* begin *
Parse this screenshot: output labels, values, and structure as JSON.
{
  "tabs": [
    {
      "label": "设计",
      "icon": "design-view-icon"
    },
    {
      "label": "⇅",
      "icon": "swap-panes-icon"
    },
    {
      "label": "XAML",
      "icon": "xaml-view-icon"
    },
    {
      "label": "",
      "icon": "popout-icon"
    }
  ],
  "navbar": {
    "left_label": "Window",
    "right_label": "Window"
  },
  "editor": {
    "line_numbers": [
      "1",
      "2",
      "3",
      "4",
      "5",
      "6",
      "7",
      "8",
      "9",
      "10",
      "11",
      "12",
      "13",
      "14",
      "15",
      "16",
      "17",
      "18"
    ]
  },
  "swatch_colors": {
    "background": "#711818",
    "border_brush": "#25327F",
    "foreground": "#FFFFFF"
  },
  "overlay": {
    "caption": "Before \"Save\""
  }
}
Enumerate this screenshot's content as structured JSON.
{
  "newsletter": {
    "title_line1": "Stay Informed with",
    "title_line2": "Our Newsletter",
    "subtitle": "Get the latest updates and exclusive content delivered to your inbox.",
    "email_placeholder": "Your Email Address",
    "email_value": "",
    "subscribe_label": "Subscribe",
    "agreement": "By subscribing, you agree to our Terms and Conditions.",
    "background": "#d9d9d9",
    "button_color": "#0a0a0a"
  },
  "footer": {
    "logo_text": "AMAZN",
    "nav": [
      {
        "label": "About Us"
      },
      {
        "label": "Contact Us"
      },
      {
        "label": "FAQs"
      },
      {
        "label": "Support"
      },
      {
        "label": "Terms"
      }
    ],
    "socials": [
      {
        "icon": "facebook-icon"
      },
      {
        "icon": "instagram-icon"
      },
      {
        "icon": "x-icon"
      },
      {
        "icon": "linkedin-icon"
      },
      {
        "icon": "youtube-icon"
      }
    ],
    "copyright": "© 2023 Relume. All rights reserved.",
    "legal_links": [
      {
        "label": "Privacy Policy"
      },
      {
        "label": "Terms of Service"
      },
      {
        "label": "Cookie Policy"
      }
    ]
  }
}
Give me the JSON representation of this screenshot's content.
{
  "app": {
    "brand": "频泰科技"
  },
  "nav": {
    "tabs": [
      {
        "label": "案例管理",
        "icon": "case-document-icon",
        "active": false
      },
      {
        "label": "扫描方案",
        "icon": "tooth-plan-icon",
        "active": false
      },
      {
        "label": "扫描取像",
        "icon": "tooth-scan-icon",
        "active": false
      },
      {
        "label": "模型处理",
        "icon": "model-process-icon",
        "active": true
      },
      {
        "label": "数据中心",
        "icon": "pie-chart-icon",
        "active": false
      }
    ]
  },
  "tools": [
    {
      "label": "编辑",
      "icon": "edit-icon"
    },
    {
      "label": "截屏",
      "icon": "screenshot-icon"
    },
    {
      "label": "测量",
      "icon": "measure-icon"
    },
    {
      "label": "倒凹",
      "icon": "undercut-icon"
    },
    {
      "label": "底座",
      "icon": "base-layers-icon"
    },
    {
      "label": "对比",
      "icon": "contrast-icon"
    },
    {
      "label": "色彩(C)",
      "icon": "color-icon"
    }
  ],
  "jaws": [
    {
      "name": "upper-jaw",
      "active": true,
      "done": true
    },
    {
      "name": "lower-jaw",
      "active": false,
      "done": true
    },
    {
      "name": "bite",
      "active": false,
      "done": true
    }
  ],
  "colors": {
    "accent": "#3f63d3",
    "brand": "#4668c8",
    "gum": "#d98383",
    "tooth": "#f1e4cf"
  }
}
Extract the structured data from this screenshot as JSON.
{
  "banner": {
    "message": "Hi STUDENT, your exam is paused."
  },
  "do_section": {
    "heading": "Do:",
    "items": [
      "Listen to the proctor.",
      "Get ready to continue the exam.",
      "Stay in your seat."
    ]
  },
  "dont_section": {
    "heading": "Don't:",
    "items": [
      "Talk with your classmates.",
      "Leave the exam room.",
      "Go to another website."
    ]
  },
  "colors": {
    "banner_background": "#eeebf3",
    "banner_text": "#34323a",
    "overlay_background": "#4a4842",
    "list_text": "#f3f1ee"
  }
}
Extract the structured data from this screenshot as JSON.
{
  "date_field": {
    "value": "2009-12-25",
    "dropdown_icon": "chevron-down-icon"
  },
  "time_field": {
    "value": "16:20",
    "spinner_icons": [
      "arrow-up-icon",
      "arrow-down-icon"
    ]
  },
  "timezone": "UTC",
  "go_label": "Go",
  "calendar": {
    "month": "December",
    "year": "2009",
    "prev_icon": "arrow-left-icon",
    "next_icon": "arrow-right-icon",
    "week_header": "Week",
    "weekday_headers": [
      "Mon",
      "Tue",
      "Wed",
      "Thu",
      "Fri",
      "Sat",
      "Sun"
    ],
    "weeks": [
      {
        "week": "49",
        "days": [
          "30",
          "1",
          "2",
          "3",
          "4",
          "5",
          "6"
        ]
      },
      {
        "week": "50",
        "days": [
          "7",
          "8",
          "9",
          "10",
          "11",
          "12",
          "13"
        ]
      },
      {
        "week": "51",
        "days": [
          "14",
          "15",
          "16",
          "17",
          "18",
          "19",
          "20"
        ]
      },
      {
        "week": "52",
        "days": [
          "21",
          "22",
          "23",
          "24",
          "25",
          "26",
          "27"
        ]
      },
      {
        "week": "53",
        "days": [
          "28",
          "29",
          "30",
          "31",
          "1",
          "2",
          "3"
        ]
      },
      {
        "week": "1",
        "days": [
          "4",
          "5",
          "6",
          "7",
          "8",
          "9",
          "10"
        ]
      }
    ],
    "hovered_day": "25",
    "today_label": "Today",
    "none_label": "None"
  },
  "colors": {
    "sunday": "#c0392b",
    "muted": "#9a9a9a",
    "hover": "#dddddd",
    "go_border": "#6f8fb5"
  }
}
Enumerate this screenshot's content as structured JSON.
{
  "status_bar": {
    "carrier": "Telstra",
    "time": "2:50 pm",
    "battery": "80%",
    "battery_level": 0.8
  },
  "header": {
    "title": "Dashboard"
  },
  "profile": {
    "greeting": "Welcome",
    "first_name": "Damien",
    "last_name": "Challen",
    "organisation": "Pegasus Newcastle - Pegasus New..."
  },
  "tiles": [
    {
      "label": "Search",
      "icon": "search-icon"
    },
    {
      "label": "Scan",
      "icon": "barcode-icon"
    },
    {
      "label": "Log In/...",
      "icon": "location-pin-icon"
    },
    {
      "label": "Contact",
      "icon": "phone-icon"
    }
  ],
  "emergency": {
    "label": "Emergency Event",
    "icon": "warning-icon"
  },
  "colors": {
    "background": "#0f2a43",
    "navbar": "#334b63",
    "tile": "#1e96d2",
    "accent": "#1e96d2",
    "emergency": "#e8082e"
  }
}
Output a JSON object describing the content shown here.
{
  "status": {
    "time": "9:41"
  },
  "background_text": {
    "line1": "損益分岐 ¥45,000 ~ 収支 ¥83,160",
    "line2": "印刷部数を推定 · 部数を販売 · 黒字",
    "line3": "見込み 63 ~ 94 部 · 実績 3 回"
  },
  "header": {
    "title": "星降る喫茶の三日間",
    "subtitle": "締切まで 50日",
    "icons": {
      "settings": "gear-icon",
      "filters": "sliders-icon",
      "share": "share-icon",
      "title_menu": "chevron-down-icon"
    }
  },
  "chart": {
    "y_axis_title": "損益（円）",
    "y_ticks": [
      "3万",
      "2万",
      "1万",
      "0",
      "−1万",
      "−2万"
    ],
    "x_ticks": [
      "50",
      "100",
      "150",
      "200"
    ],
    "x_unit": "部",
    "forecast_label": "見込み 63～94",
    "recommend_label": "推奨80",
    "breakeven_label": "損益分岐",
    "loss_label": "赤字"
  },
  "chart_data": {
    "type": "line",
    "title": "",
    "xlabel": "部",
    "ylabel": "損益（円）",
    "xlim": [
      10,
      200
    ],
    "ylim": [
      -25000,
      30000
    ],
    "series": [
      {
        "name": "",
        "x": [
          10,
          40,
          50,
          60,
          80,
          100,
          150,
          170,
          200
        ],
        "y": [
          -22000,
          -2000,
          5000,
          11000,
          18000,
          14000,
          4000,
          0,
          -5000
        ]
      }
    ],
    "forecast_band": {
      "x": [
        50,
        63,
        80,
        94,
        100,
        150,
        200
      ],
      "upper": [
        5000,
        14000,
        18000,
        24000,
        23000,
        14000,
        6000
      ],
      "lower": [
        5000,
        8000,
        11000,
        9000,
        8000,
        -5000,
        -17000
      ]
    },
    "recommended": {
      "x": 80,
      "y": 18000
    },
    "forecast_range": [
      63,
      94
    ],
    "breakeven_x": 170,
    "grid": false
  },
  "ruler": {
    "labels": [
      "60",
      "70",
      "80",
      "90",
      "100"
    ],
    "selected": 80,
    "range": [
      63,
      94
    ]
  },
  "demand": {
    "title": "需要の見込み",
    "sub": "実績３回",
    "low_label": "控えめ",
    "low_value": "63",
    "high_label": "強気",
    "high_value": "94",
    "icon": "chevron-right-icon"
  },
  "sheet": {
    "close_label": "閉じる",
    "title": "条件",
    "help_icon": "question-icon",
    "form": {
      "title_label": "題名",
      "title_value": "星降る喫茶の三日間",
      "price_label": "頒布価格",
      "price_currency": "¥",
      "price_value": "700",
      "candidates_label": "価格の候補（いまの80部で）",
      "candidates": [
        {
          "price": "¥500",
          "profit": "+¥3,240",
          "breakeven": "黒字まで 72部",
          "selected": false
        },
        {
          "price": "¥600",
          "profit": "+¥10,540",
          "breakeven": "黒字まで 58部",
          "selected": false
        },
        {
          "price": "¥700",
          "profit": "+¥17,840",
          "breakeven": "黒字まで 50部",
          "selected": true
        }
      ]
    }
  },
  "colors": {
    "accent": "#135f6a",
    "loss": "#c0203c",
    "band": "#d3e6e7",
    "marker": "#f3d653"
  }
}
* end *
Set task – Pick out the lines containing the string "chevron".

Final answer –
    "dropdown_icon": "chevron-down-icon"
      "title_menu": "chevron-down-icon"
    "icon": "chevron-right-icon"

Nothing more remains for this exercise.